**Exercise requirements:**
Output every entry exactly as written, but omit the pictures.

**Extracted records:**

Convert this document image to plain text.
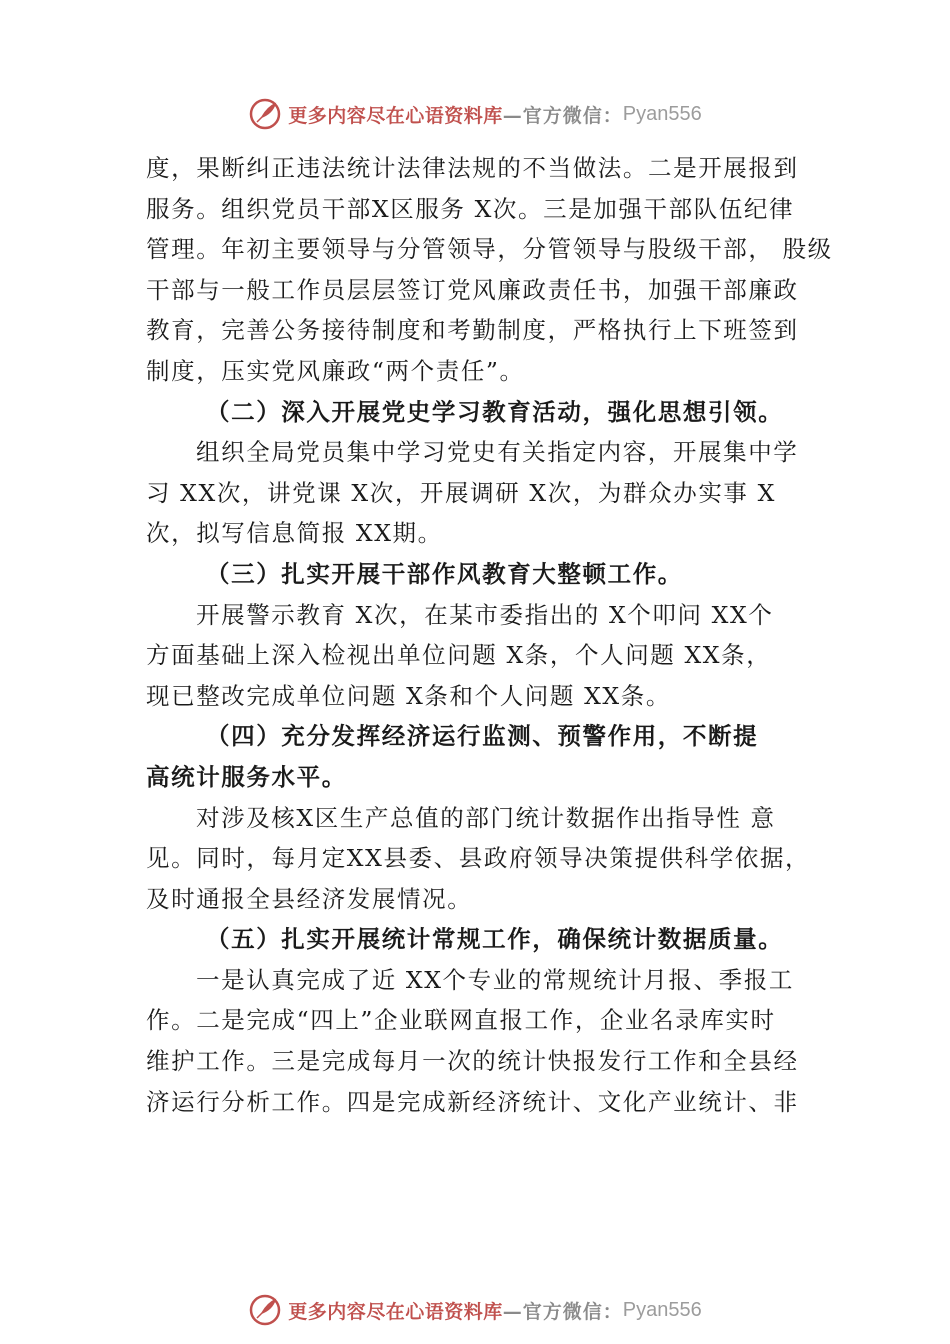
更多内容尽在心语资料库 —官方微信： Pyan556
度，果断纠正违法统计法律法规的不当做法。二是开展报到
服务。组织党员干部X区服务 X次。三是加强干部队伍纪律
管理。年初主要领导与分管领导，分管领导与股级干部， 股级
干部与一般工作员层层签订党风廉政责任书，加强干部廉政
教育，完善公务接待制度和考勤制度，严格执行上下班签到
制度，压实党风廉政“两个责任”。
（二）深入开展党史学习教育活动，强化思想引领。
组织全局党员集中学习党史有关指定内容，开展集中学
习 XX次，讲党课 X次，开展调研 X次，为群众办实事 X
次，拟写信息简报 XX期。
（三）扎实开展干部作风教育大整顿工作。
开展警示教育 X次，在某市委指出的 X个叩问 XX个
方面基础上深入检视出单位问题 X条，个人问题 XX条，
现已整改完成单位问题 X条和个人问题 XX条。
（四）充分发挥经济运行监测、预警作用，不断提
高统计服务水平。
对涉及核X区生产总值的部门统计数据作出指导性 意
见。同时，每月定XX县委、县政府领导决策提供科学依据，
及时通报全县经济发展情况。
（五）扎实开展统计常规工作，确保统计数据质量。
一是认真完成了近 XX个专业的常规统计月报、季报工
作。二是完成“四上”企业联网直报工作，企业名录库实时
维护工作。三是完成每月一次的统计快报发行工作和全县经
济运行分析工作。四是完成新经济统计、文化产业统计、非
更多内容尽在心语资料库 —官方微信： Pyan556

**Response to this exercise:**
Convert this document image to plain text.
更多内容尽在心语资料库 —官方微信： Pyan556
度，果断纠正违法统计法律法规的不当做法。二是开展报到
服务。组织党员干部X区服务 X次。三是加强干部队伍纪律
管理。年初主要领导与分管领导，分管领导与股级干部， 股级
干部与一般工作员层层签订党风廉政责任书，加强干部廉政
教育，完善公务接待制度和考勤制度，严格执行上下班签到
制度，压实党风廉政“两个责任”。
（二）深入开展党史学习教育活动，强化思想引领。
组织全局党员集中学习党史有关指定内容，开展集中学
习 XX次，讲党课 X次，开展调研 X次，为群众办实事 X
次，拟写信息简报 XX期。
（三）扎实开展干部作风教育大整顿工作。
开展警示教育 X次，在某市委指出的 X个叩问 XX个
方面基础上深入检视出单位问题 X条，个人问题 XX条，
现已整改完成单位问题 X条和个人问题 XX条。
（四）充分发挥经济运行监测、预警作用，不断提
高统计服务水平。
对涉及核X区生产总值的部门统计数据作出指导性 意
见。同时，每月定XX县委、县政府领导决策提供科学依据，
及时通报全县经济发展情况。
（五）扎实开展统计常规工作，确保统计数据质量。
一是认真完成了近 XX个专业的常规统计月报、季报工
作。二是完成“四上”企业联网直报工作，企业名录库实时
维护工作。三是完成每月一次的统计快报发行工作和全县经
济运行分析工作。四是完成新经济统计、文化产业统计、非
更多内容尽在心语资料库 —官方微信： Pyan556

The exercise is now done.